Given data

== == ==

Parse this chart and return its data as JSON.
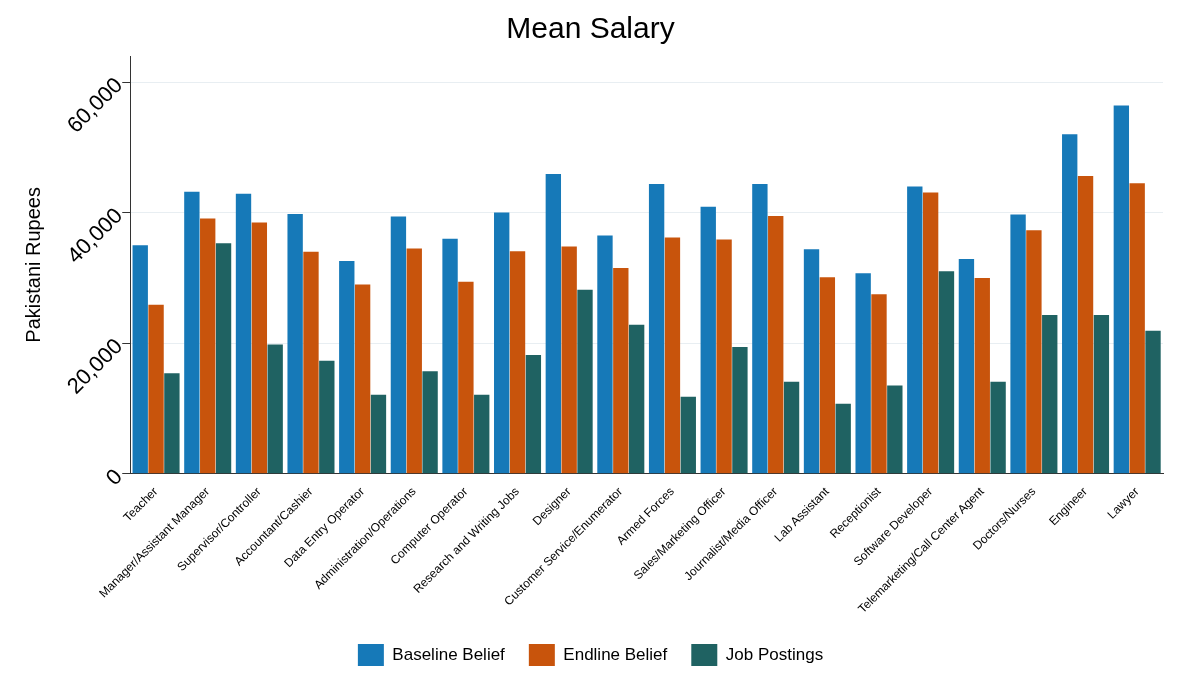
{
  "chart_data": {
    "type": "bar",
    "title": "Mean Salary",
    "ylabel": "Pakistani Rupees",
    "categories": [
      "Teacher",
      "Manager/Assistant Manager",
      "Supervisor/Controller",
      "Accountant/Cashier",
      "Data Entry Operator",
      "Administration/Operations",
      "Computer Operator",
      "Research and Writing Jobs",
      "Designer",
      "Customer Service/Enumerator",
      "Armed Forces",
      "Sales/Marketing Officer",
      "Journalist/Media Officer",
      "Lab Assistant",
      "Receptionist",
      "Software Developer",
      "Telemarketing/Call Center Agent",
      "Doctors/Nurses",
      "Engineer",
      "Lawyer"
    ],
    "series": [
      {
        "name": "Baseline Belief",
        "color": "#1679b8",
        "values": [
          35000,
          43200,
          42900,
          39800,
          32600,
          39400,
          36000,
          40000,
          45900,
          36500,
          44400,
          40900,
          44400,
          34400,
          30700,
          44000,
          32900,
          39700,
          52000,
          56400
        ]
      },
      {
        "name": "Endline Belief",
        "color": "#c8540c",
        "values": [
          25900,
          39100,
          38500,
          34000,
          29000,
          34500,
          29400,
          34100,
          34800,
          31500,
          36200,
          35900,
          39500,
          30100,
          27500,
          43100,
          30000,
          37300,
          45600,
          44500
        ]
      },
      {
        "name": "Job Postings",
        "color": "#1f6262",
        "values": [
          15400,
          35300,
          19800,
          17300,
          12100,
          15700,
          12100,
          18200,
          28200,
          22800,
          11800,
          19400,
          14100,
          10700,
          13500,
          31000,
          14100,
          24300,
          24300,
          21900
        ]
      }
    ],
    "ylim": [
      0,
      64000
    ],
    "yticks": [
      {
        "value": 0,
        "label": "0"
      },
      {
        "value": 20000,
        "label": "20,000"
      },
      {
        "value": 40000,
        "label": "40,000"
      },
      {
        "value": 60000,
        "label": "60,000"
      }
    ],
    "grid": "y",
    "legend": "bottom"
  }
}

== == ==

Exercise prompt
How many of the lines above include the word "Assistant"? Respond with the number alone.

Problem solution
2